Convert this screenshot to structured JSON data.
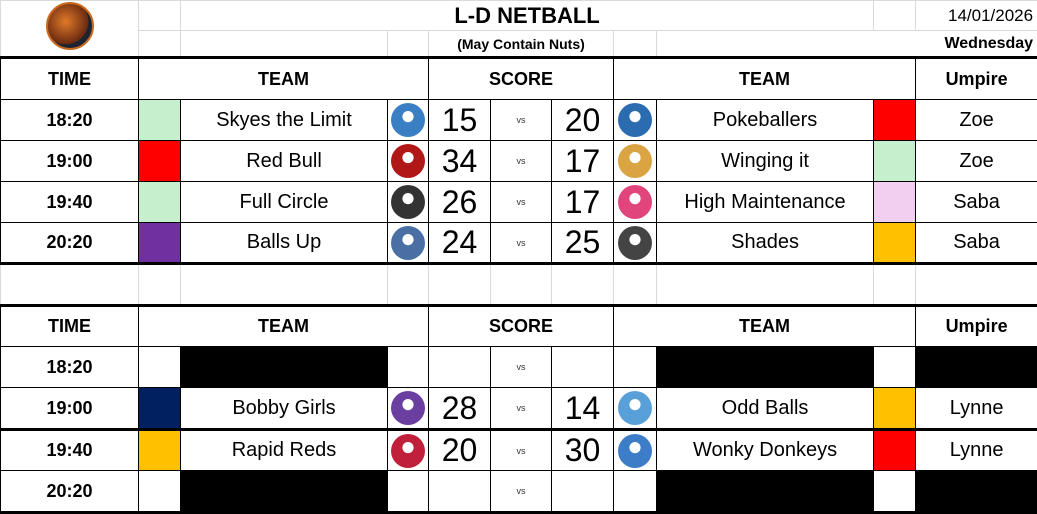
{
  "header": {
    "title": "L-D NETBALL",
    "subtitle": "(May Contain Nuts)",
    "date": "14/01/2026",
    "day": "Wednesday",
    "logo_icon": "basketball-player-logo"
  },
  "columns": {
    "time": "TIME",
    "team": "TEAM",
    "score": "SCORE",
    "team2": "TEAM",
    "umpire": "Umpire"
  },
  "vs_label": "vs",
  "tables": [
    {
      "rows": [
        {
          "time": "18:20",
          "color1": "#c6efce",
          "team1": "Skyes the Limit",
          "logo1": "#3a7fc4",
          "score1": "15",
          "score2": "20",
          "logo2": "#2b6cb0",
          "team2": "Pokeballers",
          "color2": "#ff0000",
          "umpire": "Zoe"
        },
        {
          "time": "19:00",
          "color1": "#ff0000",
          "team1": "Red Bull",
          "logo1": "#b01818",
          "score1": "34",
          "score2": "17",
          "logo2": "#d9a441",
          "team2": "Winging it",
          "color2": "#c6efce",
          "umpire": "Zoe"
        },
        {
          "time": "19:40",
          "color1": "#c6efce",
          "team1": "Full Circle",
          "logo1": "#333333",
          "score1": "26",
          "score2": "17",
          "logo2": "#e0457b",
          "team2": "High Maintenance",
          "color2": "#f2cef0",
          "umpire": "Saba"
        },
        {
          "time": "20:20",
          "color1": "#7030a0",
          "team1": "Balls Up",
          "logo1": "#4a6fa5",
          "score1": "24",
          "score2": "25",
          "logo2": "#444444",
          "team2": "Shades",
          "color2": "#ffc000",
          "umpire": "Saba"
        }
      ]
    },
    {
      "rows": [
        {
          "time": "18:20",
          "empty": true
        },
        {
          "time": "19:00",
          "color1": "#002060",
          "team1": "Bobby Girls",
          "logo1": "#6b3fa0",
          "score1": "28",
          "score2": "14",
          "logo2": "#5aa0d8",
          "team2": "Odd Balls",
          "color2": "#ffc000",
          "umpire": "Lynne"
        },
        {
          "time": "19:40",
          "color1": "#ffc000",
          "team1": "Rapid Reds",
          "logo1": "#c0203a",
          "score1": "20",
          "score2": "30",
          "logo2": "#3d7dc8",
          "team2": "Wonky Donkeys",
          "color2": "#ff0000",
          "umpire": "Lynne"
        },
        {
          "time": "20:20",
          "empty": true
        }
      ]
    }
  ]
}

* Direction: Except for the pictures, reproduce every line exactly.

* Reply to the task:
Convert this screenshot to structured JSON data.
{
  "header": {
    "title": "L-D NETBALL",
    "subtitle": "(May Contain Nuts)",
    "date": "14/01/2026",
    "day": "Wednesday",
    "logo_icon": "basketball-player-logo"
  },
  "columns": {
    "time": "TIME",
    "team": "TEAM",
    "score": "SCORE",
    "team2": "TEAM",
    "umpire": "Umpire"
  },
  "vs_label": "vs",
  "tables": [
    {
      "rows": [
        {
          "time": "18:20",
          "color1": "#c6efce",
          "team1": "Skyes the Limit",
          "logo1": "#3a7fc4",
          "score1": "15",
          "score2": "20",
          "logo2": "#2b6cb0",
          "team2": "Pokeballers",
          "color2": "#ff0000",
          "umpire": "Zoe"
        },
        {
          "time": "19:00",
          "color1": "#ff0000",
          "team1": "Red Bull",
          "logo1": "#b01818",
          "score1": "34",
          "score2": "17",
          "logo2": "#d9a441",
          "team2": "Winging it",
          "color2": "#c6efce",
          "umpire": "Zoe"
        },
        {
          "time": "19:40",
          "color1": "#c6efce",
          "team1": "Full Circle",
          "logo1": "#333333",
          "score1": "26",
          "score2": "17",
          "logo2": "#e0457b",
          "team2": "High Maintenance",
          "color2": "#f2cef0",
          "umpire": "Saba"
        },
        {
          "time": "20:20",
          "color1": "#7030a0",
          "team1": "Balls Up",
          "logo1": "#4a6fa5",
          "score1": "24",
          "score2": "25",
          "logo2": "#444444",
          "team2": "Shades",
          "color2": "#ffc000",
          "umpire": "Saba"
        }
      ]
    },
    {
      "rows": [
        {
          "time": "18:20",
          "empty": true
        },
        {
          "time": "19:00",
          "color1": "#002060",
          "team1": "Bobby Girls",
          "logo1": "#6b3fa0",
          "score1": "28",
          "score2": "14",
          "logo2": "#5aa0d8",
          "team2": "Odd Balls",
          "color2": "#ffc000",
          "umpire": "Lynne"
        },
        {
          "time": "19:40",
          "color1": "#ffc000",
          "team1": "Rapid Reds",
          "logo1": "#c0203a",
          "score1": "20",
          "score2": "30",
          "logo2": "#3d7dc8",
          "team2": "Wonky Donkeys",
          "color2": "#ff0000",
          "umpire": "Lynne"
        },
        {
          "time": "20:20",
          "empty": true
        }
      ]
    }
  ]
}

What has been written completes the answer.